• Given problem
All lines below must be repeated exactly, with the pictures omitted.

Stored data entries
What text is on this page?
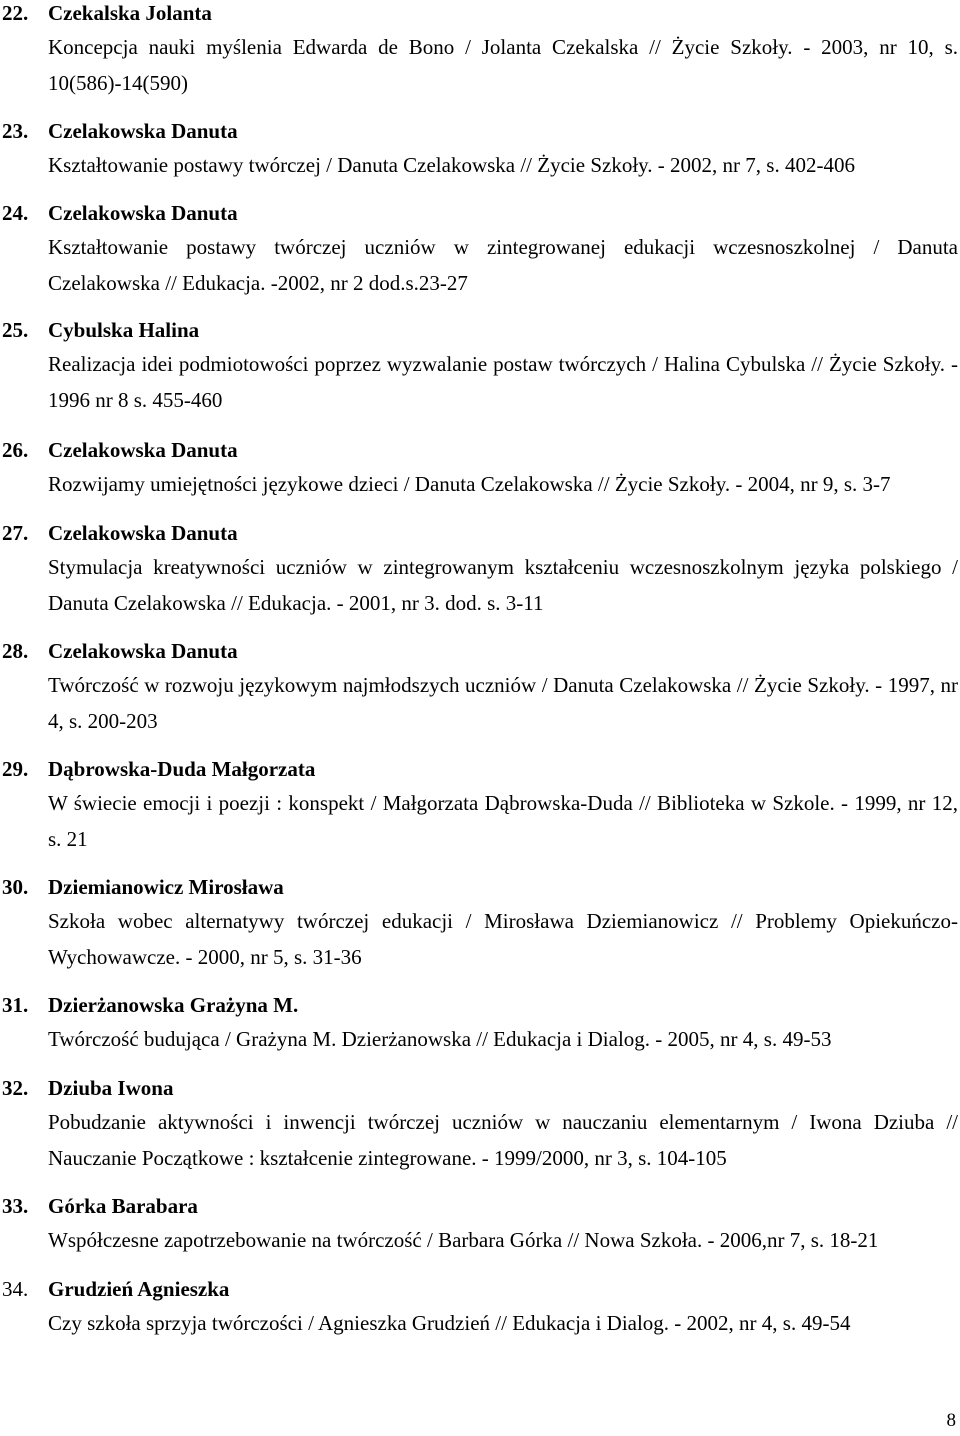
22. Czekalska Jolanta
Koncepcja nauki myślenia Edwarda de Bono / Jolanta Czekalska // Życie Szkoły. - 2003, nr 10, s. 10(586)-14(590)
23. Czelakowska Danuta
Kształtowanie postawy twórczej / Danuta Czelakowska // Życie Szkoły. - 2002, nr 7, s. 402-406
24. Czelakowska Danuta
Kształtowanie postawy twórczej uczniów w zintegrowanej edukacji wczesnoszkolnej / Danuta Czelakowska // Edukacja. -2002, nr 2 dod.s.23-27
25. Cybulska Halina
Realizacja idei podmiotowości poprzez wyzwalanie postaw twórczych / Halina Cybulska // Życie Szkoły. - 1996 nr 8 s. 455-460
26. Czelakowska Danuta
Rozwijamy umiejętności językowe dzieci / Danuta Czelakowska // Życie Szkoły. - 2004, nr 9, s. 3-7
27. Czelakowska Danuta
Stymulacja kreatywności uczniów w zintegrowanym kształceniu wczesnoszkolnym języka polskiego / Danuta Czelakowska // Edukacja. - 2001, nr 3. dod. s. 3-11
28. Czelakowska Danuta
Twórczość w rozwoju językowym najmłodszych uczniów / Danuta Czelakowska // Życie Szkoły. - 1997, nr 4, s. 200-203
29. Dąbrowska-Duda Małgorzata
W świecie emocji i poezji : konspekt / Małgorzata Dąbrowska-Duda // Biblioteka w Szkole. - 1999, nr 12, s. 21
30. Dziemianowicz Mirosława
Szkoła wobec alternatywy twórczej edukacji / Mirosława Dziemianowicz // Problemy Opiekuńczo-Wychowawcze. - 2000, nr 5, s. 31-36
31. Dzierżanowska Grażyna M.
Twórczość budująca / Grażyna M. Dzierżanowska // Edukacja i Dialog. - 2005, nr 4, s. 49-53
32. Dziuba Iwona
Pobudzanie aktywności i inwencji twórczej uczniów w nauczaniu elementarnym / Iwona Dziuba // Nauczanie Początkowe : kształcenie zintegrowane. - 1999/2000, nr 3, s. 104-105
33. Górka Barabara
Współczesne zapotrzebowanie na twórczość / Barbara Górka // Nowa Szkoła. - 2006,nr 7, s. 18-21
34. Grudzień Agnieszka
Czy szkoła sprzyja twórczości / Agnieszka Grudzień // Edukacja i Dialog. - 2002, nr 4, s. 49-54
8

• Exercise result
What text is on this page?
22. Czekalska Jolanta
Koncepcja nauki myślenia Edwarda de Bono / Jolanta Czekalska // Życie Szkoły. - 2003, nr 10, s. 10(586)-14(590)
23. Czelakowska Danuta
Kształtowanie postawy twórczej / Danuta Czelakowska // Życie Szkoły. - 2002, nr 7, s. 402-406
24. Czelakowska Danuta
Kształtowanie postawy twórczej uczniów w zintegrowanej edukacji wczesnoszkolnej / Danuta Czelakowska // Edukacja. -2002, nr 2 dod.s.23-27
25. Cybulska Halina
Realizacja idei podmiotowości poprzez wyzwalanie postaw twórczych / Halina Cybulska // Życie Szkoły. - 1996 nr 8 s. 455-460
26. Czelakowska Danuta
Rozwijamy umiejętności językowe dzieci / Danuta Czelakowska // Życie Szkoły. - 2004, nr 9, s. 3-7
27. Czelakowska Danuta
Stymulacja kreatywności uczniów w zintegrowanym kształceniu wczesnoszkolnym języka polskiego / Danuta Czelakowska // Edukacja. - 2001, nr 3. dod. s. 3-11
28. Czelakowska Danuta
Twórczość w rozwoju językowym najmłodszych uczniów / Danuta Czelakowska // Życie Szkoły. - 1997, nr 4, s. 200-203
29. Dąbrowska-Duda Małgorzata
W świecie emocji i poezji : konspekt / Małgorzata Dąbrowska-Duda // Biblioteka w Szkole. - 1999, nr 12, s. 21
30. Dziemianowicz Mirosława
Szkoła wobec alternatywy twórczej edukacji / Mirosława Dziemianowicz // Problemy Opiekuńczo-Wychowawcze. - 2000, nr 5, s. 31-36
31. Dzierżanowska Grażyna M.
Twórczość budująca / Grażyna M. Dzierżanowska // Edukacja i Dialog. - 2005, nr 4, s. 49-53
32. Dziuba Iwona
Pobudzanie aktywności i inwencji twórczej uczniów w nauczaniu elementarnym / Iwona Dziuba // Nauczanie Początkowe : kształcenie zintegrowane. - 1999/2000, nr 3, s. 104-105
33. Górka Barabara
Współczesne zapotrzebowanie na twórczość / Barbara Górka // Nowa Szkoła. - 2006,nr 7, s. 18-21
34. Grudzień Agnieszka
Czy szkoła sprzyja twórczości / Agnieszka Grudzień // Edukacja i Dialog. - 2002, nr 4, s. 49-54
8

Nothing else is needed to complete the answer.